§ Текст для чтения:
+ + +
Писатель подчеркивал, что им «показаны новые психологические закономерности» не только на новом материале, но и в «новых условиях» (5, 147, 153). В дневниковых записях, письмах и эссеистике данный тезис многократно варьировался и уточнялся, вылившись в ясную и четкую формулировку: «Мои рассказы - это, в сущности, советы человеку, как держать себя в толпе» (5, 304). «Новые условия», т. е. необходимость выживания в экстремальных ситуациях сформировали тот массовый модус существования, о котором писал Э. Канетти. «Голова - это голова и не более того, рука - это рука и не более того; то, что головы или руки могут быть разными, никого не интересует» [13, 34].
Можно считать, что в шаламовской прозе основным героем является человек толпы. Не только из работ Канетти, но и его предшественников (Г. Лебона, 3. Фрейда, Ортеги-и-Гассета, С. Московичи и др.), подходивших к анализу коллективного сознания с позиций индивидуальной психологии, хорошо известно, что индивид, потерявший свое «я» в пространстве массы, становится одномерным, живет элементарными материально-телесными потребностями, поэтому психологическая дифференциация неуместна и невозможна. Пожалуй, эта сторона более всего раскрыта в «Колымских рассказах», выявивших унификационную силу лагеря с жесткой очевидностью. Унификация, во-первых, «диктовалась» эквивалентностью бытовых параметров: общий барак, самая популярная 58-я статья уголовного кодекса; «обеднен» язык, как «обеднено мышление, смещены все масштабы дум» (6, 285).
Все это «как бы связывало», «сближало» (1, 234) людей, не способствуя проявлению индивидуальности, но уничтожая ее.
У Канетти масса - не только скопление человеческих тел в пределах ограниченного пространства, но одно сплошное тело, одновременно жертва власти и ее основа, предмет различного рода манипуляций. Однако австрийский мыслитель не просто повторил или детализировал умозаключения своих предшественников. Он увидел в пространственном скоплении людей определенное позитивное начало. Во-первых, согласно его рассуждениям, массу порождает экзистенциальный страх. Именно он, ужас перед неизвестным, грозящим гибелью, заставляет людей тесниться друг к другу, преодолевая другую древнейшую фобию - страх прикосновения. Во-вторых, в массовой унификации Канетти акцентировал состояние абсолютного равенства: там, где «тело прижато к телу», человеку безразлично, кто на него «давит». «Кто бы на тебя ни напирал, он такой же, как ты сам» [13, 19]. Так и у Шаламова: радостью была одинаковая кормежка (1, 457); белые заплаты на рваных грязных телогрейках делали заключенных одетыми в одну и ту же «арестантскую форму» (1, 467), но главными уравнителями были, конечно, постоянный голод, мороз свыше 50 градусов, тяжелейший физический труд. Поэтому основания для зависти, обиды, тем более вины были смехотворны. Никто ни перед кем не виноват, никто никому не должен.
+ + +
§ Предоставленные данные:
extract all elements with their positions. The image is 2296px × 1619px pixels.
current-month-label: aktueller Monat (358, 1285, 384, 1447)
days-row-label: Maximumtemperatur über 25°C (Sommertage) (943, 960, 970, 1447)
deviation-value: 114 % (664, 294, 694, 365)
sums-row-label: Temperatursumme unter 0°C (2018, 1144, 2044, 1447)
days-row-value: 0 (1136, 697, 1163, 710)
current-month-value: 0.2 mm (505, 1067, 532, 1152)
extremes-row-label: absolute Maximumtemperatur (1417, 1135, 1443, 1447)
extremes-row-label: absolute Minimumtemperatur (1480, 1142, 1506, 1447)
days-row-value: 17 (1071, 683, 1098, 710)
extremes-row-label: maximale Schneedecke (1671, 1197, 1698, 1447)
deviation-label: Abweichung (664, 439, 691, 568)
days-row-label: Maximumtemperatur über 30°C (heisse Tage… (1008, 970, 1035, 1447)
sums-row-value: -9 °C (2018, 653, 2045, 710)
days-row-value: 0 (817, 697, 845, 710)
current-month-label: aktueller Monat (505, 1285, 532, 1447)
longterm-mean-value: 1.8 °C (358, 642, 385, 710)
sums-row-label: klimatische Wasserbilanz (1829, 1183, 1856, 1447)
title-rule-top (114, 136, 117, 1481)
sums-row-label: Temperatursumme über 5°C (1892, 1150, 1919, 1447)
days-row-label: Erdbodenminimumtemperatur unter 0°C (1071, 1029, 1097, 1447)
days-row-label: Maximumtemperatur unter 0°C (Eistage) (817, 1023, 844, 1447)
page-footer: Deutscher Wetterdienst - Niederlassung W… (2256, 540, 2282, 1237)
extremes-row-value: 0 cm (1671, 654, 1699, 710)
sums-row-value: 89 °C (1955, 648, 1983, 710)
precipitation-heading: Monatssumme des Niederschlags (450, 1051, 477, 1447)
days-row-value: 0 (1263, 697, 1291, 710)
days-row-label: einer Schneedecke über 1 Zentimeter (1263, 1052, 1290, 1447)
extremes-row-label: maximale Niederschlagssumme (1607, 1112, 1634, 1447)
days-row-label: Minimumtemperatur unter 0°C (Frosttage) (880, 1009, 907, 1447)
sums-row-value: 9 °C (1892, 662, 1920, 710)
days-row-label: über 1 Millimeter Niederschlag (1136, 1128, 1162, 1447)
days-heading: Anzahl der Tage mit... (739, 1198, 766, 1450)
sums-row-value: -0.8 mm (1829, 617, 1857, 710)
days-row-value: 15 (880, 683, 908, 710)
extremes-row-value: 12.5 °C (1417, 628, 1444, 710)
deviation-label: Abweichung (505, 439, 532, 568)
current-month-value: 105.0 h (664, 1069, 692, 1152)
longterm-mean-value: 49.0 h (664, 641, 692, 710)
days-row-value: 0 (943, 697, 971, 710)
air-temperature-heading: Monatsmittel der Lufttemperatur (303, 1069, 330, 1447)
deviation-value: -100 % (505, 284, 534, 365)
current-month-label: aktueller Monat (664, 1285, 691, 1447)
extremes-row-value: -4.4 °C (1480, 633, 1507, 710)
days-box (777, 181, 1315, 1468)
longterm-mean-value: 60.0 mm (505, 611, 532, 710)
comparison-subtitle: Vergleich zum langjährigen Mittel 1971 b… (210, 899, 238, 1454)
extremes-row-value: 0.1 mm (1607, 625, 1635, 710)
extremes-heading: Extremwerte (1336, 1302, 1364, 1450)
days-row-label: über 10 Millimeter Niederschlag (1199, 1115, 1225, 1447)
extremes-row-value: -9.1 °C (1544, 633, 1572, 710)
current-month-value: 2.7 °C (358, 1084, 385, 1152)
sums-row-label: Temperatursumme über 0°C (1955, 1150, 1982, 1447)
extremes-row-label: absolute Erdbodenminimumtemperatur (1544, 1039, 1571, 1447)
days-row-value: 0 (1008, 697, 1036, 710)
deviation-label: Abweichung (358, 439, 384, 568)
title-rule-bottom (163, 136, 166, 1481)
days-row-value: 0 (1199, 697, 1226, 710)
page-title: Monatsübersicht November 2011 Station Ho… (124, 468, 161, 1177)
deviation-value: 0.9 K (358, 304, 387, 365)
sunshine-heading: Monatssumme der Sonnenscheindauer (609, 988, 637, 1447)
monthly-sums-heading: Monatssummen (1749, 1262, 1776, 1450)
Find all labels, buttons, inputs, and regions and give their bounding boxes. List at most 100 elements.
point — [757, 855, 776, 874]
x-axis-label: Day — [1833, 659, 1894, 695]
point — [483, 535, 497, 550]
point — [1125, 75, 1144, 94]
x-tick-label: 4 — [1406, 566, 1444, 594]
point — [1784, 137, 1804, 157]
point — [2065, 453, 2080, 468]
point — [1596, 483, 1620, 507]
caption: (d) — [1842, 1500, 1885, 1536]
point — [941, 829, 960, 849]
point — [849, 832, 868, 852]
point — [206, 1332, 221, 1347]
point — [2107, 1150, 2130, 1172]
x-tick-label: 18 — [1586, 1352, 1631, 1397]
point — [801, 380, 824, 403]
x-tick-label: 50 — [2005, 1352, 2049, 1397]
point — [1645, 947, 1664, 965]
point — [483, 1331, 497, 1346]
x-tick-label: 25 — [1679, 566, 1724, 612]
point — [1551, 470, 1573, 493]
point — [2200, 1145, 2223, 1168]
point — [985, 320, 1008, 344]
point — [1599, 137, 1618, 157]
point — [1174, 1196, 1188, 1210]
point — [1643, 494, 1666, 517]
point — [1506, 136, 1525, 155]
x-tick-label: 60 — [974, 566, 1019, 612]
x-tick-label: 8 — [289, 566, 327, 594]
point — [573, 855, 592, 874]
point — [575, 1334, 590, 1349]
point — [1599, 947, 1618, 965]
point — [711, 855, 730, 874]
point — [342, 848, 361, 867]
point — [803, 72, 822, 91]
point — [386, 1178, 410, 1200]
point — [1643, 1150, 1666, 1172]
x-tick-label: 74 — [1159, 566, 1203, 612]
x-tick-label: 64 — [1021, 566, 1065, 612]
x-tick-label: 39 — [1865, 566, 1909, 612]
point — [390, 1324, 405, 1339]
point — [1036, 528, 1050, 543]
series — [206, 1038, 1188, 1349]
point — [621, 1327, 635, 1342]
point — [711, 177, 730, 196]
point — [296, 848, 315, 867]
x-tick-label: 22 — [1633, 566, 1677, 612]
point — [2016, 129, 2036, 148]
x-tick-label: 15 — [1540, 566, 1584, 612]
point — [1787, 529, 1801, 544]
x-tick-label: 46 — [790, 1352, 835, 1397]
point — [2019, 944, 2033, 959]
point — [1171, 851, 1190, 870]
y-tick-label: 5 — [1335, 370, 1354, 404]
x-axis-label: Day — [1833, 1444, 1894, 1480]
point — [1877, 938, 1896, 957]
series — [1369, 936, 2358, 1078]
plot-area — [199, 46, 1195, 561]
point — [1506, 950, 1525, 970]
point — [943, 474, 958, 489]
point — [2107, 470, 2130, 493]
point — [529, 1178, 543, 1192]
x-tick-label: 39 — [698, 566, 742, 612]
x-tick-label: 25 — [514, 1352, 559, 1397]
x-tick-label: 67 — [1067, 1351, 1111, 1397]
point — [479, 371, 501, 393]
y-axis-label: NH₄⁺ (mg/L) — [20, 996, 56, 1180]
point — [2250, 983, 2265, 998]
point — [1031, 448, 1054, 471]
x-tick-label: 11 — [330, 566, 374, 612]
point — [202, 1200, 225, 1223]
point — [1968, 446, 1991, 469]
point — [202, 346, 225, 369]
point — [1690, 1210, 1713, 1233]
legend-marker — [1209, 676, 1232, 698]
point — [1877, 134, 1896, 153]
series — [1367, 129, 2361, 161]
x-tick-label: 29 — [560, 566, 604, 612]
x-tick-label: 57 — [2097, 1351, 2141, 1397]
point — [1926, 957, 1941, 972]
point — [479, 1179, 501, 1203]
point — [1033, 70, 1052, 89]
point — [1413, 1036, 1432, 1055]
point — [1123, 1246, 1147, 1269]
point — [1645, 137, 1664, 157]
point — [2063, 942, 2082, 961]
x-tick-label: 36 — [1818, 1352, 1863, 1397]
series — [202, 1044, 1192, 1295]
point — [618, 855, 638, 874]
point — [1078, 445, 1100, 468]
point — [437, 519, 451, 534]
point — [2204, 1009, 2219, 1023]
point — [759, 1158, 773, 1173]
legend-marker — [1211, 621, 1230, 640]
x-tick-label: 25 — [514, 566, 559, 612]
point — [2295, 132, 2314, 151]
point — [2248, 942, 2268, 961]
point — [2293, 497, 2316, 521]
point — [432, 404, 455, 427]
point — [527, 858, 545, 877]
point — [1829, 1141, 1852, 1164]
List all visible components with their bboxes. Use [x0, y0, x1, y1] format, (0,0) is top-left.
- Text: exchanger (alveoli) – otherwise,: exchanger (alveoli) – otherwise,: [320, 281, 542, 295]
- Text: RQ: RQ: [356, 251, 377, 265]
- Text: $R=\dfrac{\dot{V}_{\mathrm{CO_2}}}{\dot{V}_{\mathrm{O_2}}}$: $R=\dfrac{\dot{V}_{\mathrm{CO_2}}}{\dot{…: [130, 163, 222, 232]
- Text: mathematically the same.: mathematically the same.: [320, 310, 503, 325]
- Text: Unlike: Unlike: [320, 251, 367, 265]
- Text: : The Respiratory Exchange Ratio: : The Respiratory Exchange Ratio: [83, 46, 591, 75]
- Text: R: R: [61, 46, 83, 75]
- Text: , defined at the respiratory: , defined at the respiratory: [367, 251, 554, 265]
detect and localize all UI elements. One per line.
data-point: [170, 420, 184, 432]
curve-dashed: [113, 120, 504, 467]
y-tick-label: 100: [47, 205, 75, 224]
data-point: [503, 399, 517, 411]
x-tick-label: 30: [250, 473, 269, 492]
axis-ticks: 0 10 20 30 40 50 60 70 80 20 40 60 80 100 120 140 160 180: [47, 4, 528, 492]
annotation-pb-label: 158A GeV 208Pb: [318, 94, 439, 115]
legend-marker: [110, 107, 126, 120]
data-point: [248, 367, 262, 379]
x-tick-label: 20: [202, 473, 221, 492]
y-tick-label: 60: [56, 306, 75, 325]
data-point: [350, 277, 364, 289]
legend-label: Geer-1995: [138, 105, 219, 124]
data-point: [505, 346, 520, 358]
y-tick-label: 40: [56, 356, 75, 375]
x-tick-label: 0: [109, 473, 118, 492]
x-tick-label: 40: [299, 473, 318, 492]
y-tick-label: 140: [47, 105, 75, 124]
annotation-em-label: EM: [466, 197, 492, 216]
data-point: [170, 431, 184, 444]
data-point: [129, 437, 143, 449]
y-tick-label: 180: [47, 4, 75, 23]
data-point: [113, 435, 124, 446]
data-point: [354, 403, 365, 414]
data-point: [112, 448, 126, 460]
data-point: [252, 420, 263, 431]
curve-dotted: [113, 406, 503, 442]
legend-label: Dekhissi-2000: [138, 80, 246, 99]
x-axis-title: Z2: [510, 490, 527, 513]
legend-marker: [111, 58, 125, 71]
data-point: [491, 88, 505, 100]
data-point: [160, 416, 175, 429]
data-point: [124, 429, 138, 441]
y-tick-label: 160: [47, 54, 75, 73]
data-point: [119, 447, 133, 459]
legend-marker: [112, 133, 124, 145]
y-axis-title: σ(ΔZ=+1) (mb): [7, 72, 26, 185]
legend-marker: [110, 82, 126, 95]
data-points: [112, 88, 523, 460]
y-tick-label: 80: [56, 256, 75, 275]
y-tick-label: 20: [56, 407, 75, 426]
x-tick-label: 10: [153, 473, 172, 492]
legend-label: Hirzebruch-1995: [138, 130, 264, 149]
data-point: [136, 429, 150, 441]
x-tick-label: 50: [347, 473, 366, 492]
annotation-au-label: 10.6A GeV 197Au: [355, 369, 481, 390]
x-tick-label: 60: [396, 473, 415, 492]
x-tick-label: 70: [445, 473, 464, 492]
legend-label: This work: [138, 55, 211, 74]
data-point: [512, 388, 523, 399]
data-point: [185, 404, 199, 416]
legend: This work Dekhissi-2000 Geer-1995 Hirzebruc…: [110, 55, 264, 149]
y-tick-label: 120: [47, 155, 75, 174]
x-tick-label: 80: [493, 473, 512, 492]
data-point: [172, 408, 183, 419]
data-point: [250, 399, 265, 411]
+ + +
§ Условие задания: Продолжите текст о человеке толпы в прозе Шаламова, начав сразу после его последнего предложения. Данные взяты из другого источника.

§ Ожидаемый ответ:
Далее. Канетти дифференцирует массу на открытую и закрытую. «Открытая масса не ощущает или не представляет, насколько велика она может стать» [13, 24]. Она способна расти до бесконечности, ее рост естественен и пространственно не ограничен. Не случайно Нагорная проповедь совершается не в храме, но под открытым небом, вопреки официальным ритуалам. Этот протест против навязанных властью правил философ рассматривает как «стремление павлинистского христианства высвободиться из родовых и фольклорных границ еврейства и стать универсальной верой человечества» [13, 25-26]. Закрытые же массы всегда связаны с пространственной закрепленностью, с осознанием границы, предела; они находятся в особом социальном сегменте, который является манипулятивной зоной.
Концентрационный лагерь - это, конечно, закрытая система; более того, системакольцо, характеристику которой мы также находим в трактате Канетти. Только если в качестве примера философ приводит положение массы на арене, где «круг захваченных зрелищем лиц <…> удивительно гомогенен» [13, 33-34], то у Шаламова ситуации самозамкнутости толпы на самой себе, возможно, менее зрелищны, но более драматичны.
В рассказе «РУР» (речь, естественно, идет не о Руре, оккупированном в свое время франко-бельгийскими войсками, - это сравнение никому не могло прийти в голову), а о роте усиленного режима. Это была «тюрьма в тюрьме, лагерь в лагере» (1, 255), куда направлялись те, кто не отказывался работать, но не мог выполнить норму по причине физического истощения. «Нас повели к РУРу, но РУРа не оказалось на месте», т. е. отсутствовал штрафной барак, где должны были находиться изнуренные люди. «Я увидел еще живую землю. <…> Увидел черный прямоугольник обугленной земли <…> Люди ворочали бревна, торопились, ругались, и на моих глазах вставал омоложенный РУР <…>» (1, 456). В чем дело?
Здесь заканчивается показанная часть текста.